§ **WHAT IS REQUIRED**:
Output the full material exactly as it appears here.

Dataset entries
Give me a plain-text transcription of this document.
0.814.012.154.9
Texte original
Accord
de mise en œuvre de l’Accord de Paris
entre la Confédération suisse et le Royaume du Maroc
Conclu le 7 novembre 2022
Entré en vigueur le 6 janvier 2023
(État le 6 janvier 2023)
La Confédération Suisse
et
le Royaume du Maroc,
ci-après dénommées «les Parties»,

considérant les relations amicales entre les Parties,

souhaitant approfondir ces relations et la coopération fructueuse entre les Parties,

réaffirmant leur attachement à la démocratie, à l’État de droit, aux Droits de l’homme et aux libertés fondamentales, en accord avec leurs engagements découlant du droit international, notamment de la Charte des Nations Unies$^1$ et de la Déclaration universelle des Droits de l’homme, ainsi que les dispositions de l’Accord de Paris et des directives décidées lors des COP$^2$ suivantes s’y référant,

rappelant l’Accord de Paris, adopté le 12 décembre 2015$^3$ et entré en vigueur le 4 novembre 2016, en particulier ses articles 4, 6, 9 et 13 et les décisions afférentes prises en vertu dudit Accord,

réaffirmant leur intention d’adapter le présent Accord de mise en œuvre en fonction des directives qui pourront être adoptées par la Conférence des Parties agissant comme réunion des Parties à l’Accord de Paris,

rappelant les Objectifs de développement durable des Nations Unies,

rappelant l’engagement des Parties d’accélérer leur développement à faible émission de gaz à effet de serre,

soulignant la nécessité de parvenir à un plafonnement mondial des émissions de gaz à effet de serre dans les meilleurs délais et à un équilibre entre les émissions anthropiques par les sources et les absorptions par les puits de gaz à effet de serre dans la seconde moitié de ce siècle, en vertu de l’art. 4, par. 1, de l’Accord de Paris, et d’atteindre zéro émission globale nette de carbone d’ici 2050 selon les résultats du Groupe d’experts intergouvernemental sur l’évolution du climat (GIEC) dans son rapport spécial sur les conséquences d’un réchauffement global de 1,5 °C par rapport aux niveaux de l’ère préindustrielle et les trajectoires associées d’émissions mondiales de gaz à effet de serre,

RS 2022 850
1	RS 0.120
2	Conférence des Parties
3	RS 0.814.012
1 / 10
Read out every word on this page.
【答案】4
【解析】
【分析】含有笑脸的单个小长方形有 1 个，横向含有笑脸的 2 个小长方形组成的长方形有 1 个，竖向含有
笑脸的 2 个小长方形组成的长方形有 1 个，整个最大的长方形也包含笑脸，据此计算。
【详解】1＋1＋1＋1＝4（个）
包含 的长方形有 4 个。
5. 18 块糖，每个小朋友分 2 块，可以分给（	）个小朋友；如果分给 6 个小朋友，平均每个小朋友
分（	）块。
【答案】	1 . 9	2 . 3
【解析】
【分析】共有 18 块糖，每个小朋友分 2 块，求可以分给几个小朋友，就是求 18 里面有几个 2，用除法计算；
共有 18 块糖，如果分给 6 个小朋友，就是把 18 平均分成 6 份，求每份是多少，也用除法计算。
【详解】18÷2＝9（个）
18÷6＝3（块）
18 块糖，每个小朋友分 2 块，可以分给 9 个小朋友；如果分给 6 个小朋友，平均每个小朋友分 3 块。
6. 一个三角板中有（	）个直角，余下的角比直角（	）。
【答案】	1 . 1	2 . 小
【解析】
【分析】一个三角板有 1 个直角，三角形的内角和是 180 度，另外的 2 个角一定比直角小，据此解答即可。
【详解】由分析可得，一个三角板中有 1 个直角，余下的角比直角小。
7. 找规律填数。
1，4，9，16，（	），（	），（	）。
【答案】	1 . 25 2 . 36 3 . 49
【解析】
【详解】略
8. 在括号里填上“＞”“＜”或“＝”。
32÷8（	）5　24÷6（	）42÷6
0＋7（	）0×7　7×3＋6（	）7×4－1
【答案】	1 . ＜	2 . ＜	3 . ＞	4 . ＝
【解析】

§ **OUTPUT FOR THIS TASK**:
Give me a plain-text transcription of this document.
0.814.012.154.9
Texte original
Accord
de mise en œuvre de l’Accord de Paris
entre la Confédération suisse et le Royaume du Maroc
Conclu le 7 novembre 2022
Entré en vigueur le 6 janvier 2023
(État le 6 janvier 2023)
La Confédération Suisse
et
le Royaume du Maroc,
ci-après dénommées «les Parties»,

considérant les relations amicales entre les Parties,

souhaitant approfondir ces relations et la coopération fructueuse entre les Parties,

réaffirmant leur attachement à la démocratie, à l’État de droit, aux Droits de l’homme et aux libertés fondamentales, en accord avec leurs engagements découlant du droit international, notamment de la Charte des Nations Unies$^1$ et de la Déclaration universelle des Droits de l’homme, ainsi que les dispositions de l’Accord de Paris et des directives décidées lors des COP$^2$ suivantes s’y référant,

rappelant l’Accord de Paris, adopté le 12 décembre 2015$^3$ et entré en vigueur le 4 novembre 2016, en particulier ses articles 4, 6, 9 et 13 et les décisions afférentes prises en vertu dudit Accord,

réaffirmant leur intention d’adapter le présent Accord de mise en œuvre en fonction des directives qui pourront être adoptées par la Conférence des Parties agissant comme réunion des Parties à l’Accord de Paris,

rappelant les Objectifs de développement durable des Nations Unies,

rappelant l’engagement des Parties d’accélérer leur développement à faible émission de gaz à effet de serre,

soulignant la nécessité de parvenir à un plafonnement mondial des émissions de gaz à effet de serre dans les meilleurs délais et à un équilibre entre les émissions anthropiques par les sources et les absorptions par les puits de gaz à effet de serre dans la seconde moitié de ce siècle, en vertu de l’art. 4, par. 1, de l’Accord de Paris, et d’atteindre zéro émission globale nette de carbone d’ici 2050 selon les résultats du Groupe d’experts intergouvernemental sur l’évolution du climat (GIEC) dans son rapport spécial sur les conséquences d’un réchauffement global de 1,5 °C par rapport aux niveaux de l’ère préindustrielle et les trajectoires associées d’émissions mondiales de gaz à effet de serre,

RS 2022 850
1	RS 0.120
2	Conférence des Parties
3	RS 0.814.012
1 / 10
Read out every word on this page.
【答案】4
【解析】
【分析】含有笑脸的单个小长方形有 1 个，横向含有笑脸的 2 个小长方形组成的长方形有 1 个，竖向含有
笑脸的 2 个小长方形组成的长方形有 1 个，整个最大的长方形也包含笑脸，据此计算。
【详解】1＋1＋1＋1＝4（个）
包含 的长方形有 4 个。
5. 18 块糖，每个小朋友分 2 块，可以分给（	）个小朋友；如果分给 6 个小朋友，平均每个小朋友
分（	）块。
【答案】	1 . 9	2 . 3
【解析】
【分析】共有 18 块糖，每个小朋友分 2 块，求可以分给几个小朋友，就是求 18 里面有几个 2，用除法计算；
共有 18 块糖，如果分给 6 个小朋友，就是把 18 平均分成 6 份，求每份是多少，也用除法计算。
【详解】18÷2＝9（个）
18÷6＝3（块）
18 块糖，每个小朋友分 2 块，可以分给 9 个小朋友；如果分给 6 个小朋友，平均每个小朋友分 3 块。
6. 一个三角板中有（	）个直角，余下的角比直角（	）。
【答案】	1 . 1	2 . 小
【解析】
【分析】一个三角板有 1 个直角，三角形的内角和是 180 度，另外的 2 个角一定比直角小，据此解答即可。
【详解】由分析可得，一个三角板中有 1 个直角，余下的角比直角小。
7. 找规律填数。
1，4，9，16，（	），（	），（	）。
【答案】	1 . 25 2 . 36 3 . 49
【解析】
【详解】略
8. 在括号里填上“＞”“＜”或“＝”。
32÷8（	）5　24÷6（	）42÷6
0＋7（	）0×7　7×3＋6（	）7×4－1
【答案】	1 . ＜	2 . ＜	3 . ＞	4 . ＝
【解析】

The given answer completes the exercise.